* TASK GOAL
Output the material beneath this task exactly, images excluded.

* DATASET EXCERPTS

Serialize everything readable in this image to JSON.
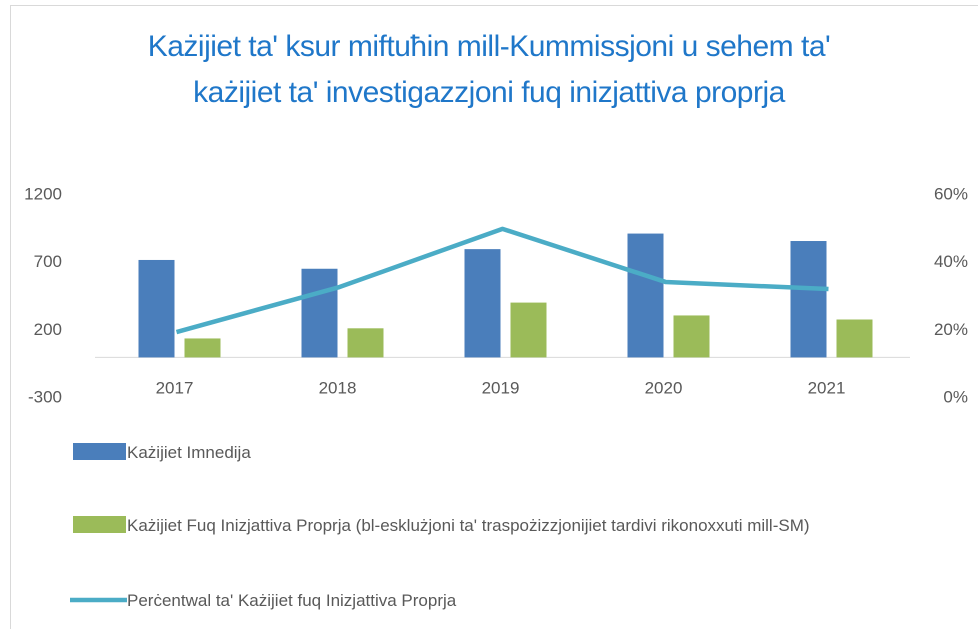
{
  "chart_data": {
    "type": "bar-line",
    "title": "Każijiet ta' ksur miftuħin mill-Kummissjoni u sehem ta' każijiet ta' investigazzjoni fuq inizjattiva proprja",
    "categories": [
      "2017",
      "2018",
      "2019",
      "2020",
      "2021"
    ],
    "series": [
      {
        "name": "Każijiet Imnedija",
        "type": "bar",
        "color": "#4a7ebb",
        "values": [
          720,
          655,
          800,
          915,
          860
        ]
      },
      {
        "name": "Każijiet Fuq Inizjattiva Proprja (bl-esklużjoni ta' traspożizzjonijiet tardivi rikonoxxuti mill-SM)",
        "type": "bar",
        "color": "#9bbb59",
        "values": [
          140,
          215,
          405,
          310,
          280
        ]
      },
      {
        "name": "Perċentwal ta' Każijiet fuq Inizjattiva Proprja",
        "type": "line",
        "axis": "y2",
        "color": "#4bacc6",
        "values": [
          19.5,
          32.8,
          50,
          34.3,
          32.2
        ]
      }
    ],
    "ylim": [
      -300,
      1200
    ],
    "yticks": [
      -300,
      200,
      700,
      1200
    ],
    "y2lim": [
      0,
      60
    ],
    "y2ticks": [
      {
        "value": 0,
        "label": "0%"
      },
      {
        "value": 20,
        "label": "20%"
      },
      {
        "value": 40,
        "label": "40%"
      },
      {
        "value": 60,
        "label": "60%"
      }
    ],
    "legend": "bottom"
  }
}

* EXERCISE RESULT
Serialize everything readable in this image to JSON.
{
  "chart_data": {
    "type": "bar-line",
    "title": "Każijiet ta' ksur miftuħin mill-Kummissjoni u sehem ta' każijiet ta' investigazzjoni fuq inizjattiva proprja",
    "categories": [
      "2017",
      "2018",
      "2019",
      "2020",
      "2021"
    ],
    "series": [
      {
        "name": "Każijiet Imnedija",
        "type": "bar",
        "color": "#4a7ebb",
        "values": [
          720,
          655,
          800,
          915,
          860
        ]
      },
      {
        "name": "Każijiet Fuq Inizjattiva Proprja (bl-esklużjoni ta' traspożizzjonijiet tardivi rikonoxxuti mill-SM)",
        "type": "bar",
        "color": "#9bbb59",
        "values": [
          140,
          215,
          405,
          310,
          280
        ]
      },
      {
        "name": "Perċentwal ta' Każijiet fuq Inizjattiva Proprja",
        "type": "line",
        "axis": "y2",
        "color": "#4bacc6",
        "values": [
          19.5,
          32.8,
          50,
          34.3,
          32.2
        ]
      }
    ],
    "ylim": [
      -300,
      1200
    ],
    "yticks": [
      -300,
      200,
      700,
      1200
    ],
    "y2lim": [
      0,
      60
    ],
    "y2ticks": [
      {
        "value": 0,
        "label": "0%"
      },
      {
        "value": 20,
        "label": "20%"
      },
      {
        "value": 40,
        "label": "40%"
      },
      {
        "value": 60,
        "label": "60%"
      }
    ],
    "legend": "bottom"
  }
}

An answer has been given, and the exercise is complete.